REQUEST:
Check each line of the material below for the string "premier", then report how many lines have it, and nothing else.

::::::::

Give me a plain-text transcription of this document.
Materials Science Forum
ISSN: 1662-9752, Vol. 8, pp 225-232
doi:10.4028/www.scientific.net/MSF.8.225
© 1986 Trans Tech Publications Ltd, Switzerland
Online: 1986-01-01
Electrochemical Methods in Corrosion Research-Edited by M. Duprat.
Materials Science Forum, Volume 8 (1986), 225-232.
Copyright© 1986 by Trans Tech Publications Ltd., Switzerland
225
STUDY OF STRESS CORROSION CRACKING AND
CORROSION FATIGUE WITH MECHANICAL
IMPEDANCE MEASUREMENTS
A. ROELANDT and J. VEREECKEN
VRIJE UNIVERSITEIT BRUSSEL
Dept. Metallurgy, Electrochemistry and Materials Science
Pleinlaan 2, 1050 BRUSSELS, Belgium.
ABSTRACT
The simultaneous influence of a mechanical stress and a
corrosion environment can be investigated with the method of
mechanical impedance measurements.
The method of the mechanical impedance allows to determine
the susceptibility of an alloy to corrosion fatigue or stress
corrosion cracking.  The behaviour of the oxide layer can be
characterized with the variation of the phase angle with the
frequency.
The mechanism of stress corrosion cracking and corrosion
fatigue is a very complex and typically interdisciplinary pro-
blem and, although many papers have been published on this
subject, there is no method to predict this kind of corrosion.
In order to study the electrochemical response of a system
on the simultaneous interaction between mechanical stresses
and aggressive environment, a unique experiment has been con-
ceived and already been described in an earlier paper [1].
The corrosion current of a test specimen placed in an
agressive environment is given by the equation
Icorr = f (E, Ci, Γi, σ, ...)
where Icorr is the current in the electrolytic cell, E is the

::::::::

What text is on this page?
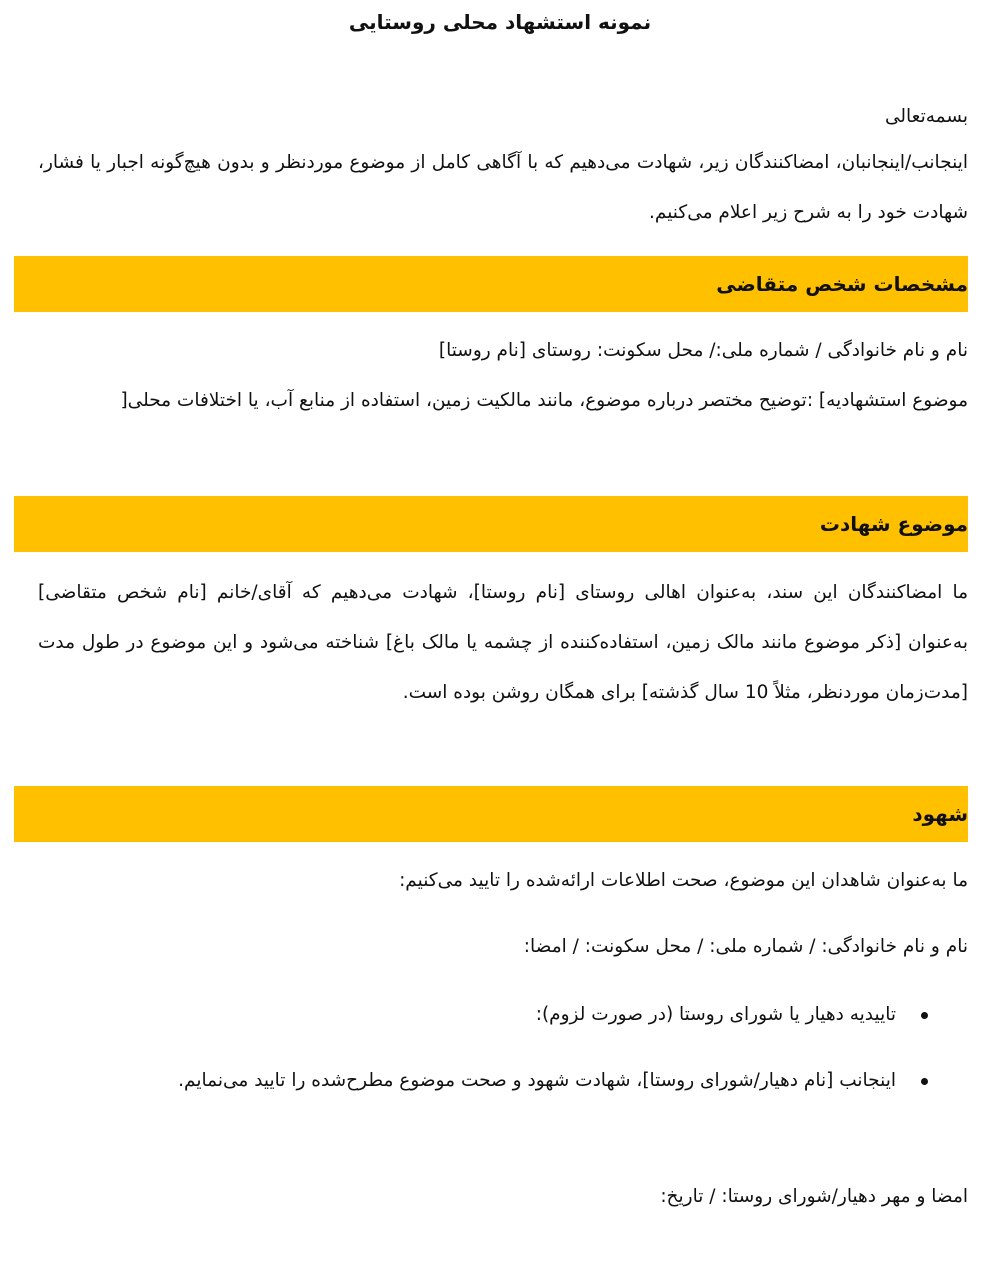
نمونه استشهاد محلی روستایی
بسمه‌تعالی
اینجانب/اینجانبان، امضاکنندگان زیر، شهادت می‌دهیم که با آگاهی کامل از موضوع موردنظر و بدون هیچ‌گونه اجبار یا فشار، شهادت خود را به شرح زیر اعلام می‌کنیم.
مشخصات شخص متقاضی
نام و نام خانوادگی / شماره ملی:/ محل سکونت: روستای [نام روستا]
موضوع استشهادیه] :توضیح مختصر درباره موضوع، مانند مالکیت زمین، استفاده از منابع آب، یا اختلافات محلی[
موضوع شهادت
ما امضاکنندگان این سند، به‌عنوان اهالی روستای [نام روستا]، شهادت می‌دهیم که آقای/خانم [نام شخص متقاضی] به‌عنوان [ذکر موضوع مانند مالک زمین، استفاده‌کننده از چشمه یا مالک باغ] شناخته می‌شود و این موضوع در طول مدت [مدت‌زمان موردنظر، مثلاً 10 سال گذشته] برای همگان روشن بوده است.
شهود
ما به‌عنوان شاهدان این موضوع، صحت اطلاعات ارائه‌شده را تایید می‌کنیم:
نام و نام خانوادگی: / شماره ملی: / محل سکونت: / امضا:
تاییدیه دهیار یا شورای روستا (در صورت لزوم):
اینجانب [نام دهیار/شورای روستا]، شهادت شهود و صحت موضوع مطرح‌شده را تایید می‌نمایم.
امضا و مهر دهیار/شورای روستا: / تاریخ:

::::::::

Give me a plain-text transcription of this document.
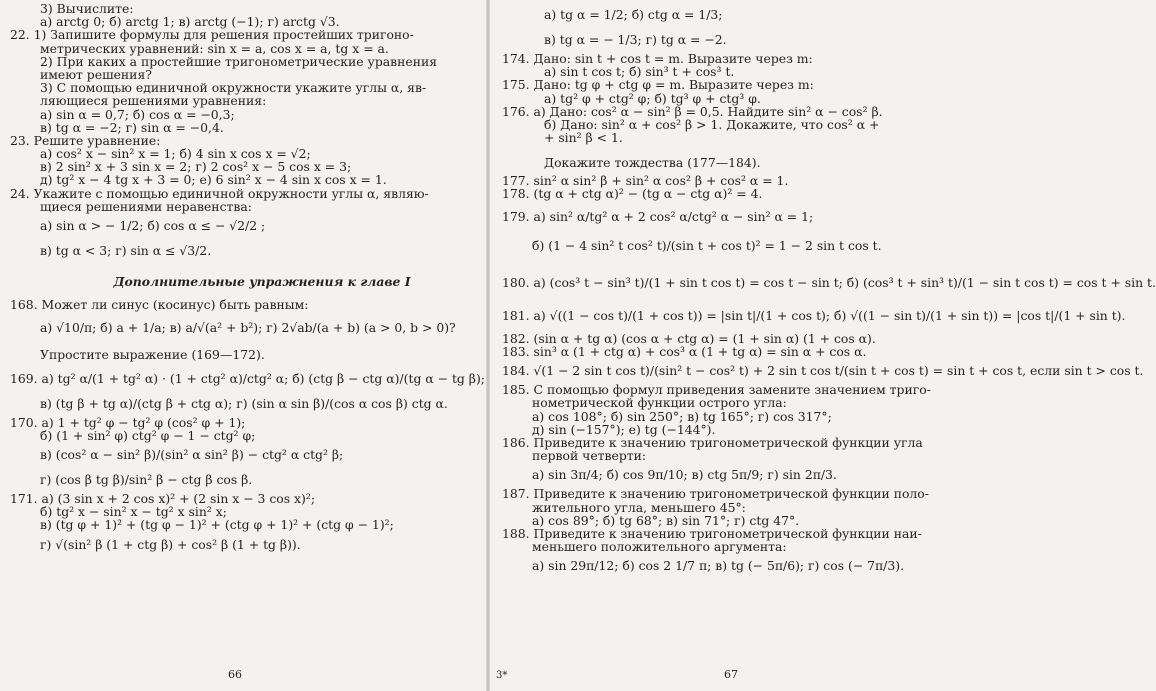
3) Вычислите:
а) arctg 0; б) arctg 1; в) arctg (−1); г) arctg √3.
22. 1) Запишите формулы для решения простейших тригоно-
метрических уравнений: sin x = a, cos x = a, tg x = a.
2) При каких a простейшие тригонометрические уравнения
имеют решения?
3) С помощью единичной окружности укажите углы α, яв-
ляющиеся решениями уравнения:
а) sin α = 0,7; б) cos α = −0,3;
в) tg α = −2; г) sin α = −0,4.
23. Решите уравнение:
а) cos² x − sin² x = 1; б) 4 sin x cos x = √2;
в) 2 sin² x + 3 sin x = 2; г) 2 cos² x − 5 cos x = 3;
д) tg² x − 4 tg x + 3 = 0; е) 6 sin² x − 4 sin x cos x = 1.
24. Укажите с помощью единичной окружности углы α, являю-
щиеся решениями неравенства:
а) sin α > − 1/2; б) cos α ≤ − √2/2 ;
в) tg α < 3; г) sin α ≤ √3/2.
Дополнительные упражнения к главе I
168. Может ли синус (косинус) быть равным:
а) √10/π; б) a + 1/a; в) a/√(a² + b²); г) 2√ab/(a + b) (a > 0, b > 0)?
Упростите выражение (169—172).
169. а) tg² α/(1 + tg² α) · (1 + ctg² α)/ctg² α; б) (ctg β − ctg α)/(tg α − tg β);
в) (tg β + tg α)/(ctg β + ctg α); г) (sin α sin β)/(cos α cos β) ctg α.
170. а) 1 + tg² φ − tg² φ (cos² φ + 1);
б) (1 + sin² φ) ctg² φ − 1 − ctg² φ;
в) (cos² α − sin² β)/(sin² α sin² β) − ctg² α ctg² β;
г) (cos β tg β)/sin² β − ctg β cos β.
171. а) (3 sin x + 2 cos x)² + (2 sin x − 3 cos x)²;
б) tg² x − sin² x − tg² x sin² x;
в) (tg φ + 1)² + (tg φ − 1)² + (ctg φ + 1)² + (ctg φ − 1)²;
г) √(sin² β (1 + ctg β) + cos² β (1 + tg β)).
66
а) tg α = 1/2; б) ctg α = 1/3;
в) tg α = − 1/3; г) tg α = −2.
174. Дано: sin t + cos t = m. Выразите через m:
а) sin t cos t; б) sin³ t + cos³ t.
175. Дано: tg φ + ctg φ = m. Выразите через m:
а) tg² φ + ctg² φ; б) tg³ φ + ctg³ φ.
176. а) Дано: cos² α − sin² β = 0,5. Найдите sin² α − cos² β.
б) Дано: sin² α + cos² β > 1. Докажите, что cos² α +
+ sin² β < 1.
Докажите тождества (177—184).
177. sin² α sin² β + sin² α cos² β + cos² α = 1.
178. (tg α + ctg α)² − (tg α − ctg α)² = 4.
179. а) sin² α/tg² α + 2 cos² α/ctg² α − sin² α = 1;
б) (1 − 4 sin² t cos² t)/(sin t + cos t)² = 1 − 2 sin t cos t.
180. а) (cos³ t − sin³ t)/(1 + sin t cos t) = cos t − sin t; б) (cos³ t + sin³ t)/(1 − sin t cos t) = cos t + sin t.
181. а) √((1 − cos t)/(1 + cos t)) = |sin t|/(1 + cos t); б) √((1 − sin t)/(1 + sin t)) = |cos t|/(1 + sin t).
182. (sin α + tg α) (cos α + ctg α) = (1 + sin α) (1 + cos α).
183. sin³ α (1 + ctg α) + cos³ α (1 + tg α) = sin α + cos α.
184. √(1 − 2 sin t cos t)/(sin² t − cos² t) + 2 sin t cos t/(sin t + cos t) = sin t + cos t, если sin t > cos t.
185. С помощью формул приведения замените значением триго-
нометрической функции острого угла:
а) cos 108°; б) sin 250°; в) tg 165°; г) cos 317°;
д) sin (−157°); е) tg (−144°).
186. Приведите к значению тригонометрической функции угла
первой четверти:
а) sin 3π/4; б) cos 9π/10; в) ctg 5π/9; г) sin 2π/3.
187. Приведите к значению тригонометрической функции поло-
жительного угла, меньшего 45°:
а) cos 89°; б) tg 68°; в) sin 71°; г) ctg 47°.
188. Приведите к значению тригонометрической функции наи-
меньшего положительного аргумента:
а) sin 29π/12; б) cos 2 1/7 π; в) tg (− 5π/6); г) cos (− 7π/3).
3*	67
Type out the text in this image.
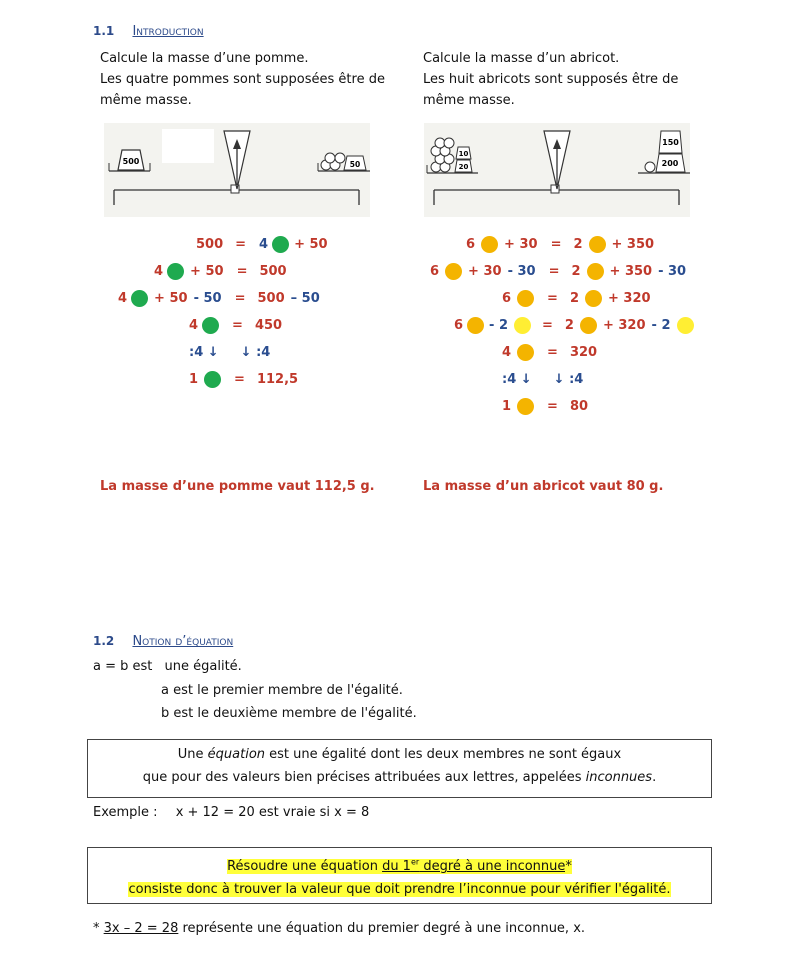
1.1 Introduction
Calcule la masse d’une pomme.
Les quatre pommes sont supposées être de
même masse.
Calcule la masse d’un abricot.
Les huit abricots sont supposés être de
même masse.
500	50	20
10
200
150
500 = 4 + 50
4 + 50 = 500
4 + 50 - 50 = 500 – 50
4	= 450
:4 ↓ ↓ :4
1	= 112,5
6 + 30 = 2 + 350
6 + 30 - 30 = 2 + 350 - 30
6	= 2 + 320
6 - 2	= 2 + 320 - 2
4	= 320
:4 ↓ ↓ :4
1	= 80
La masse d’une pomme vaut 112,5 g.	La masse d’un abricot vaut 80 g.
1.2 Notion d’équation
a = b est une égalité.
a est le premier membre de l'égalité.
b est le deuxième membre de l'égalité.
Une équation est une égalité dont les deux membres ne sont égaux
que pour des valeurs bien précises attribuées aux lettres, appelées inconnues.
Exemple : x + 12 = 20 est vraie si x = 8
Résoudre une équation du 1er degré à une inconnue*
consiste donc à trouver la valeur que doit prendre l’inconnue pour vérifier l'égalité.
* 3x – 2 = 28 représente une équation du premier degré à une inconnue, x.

::::::::

FULL RESPONSE:
2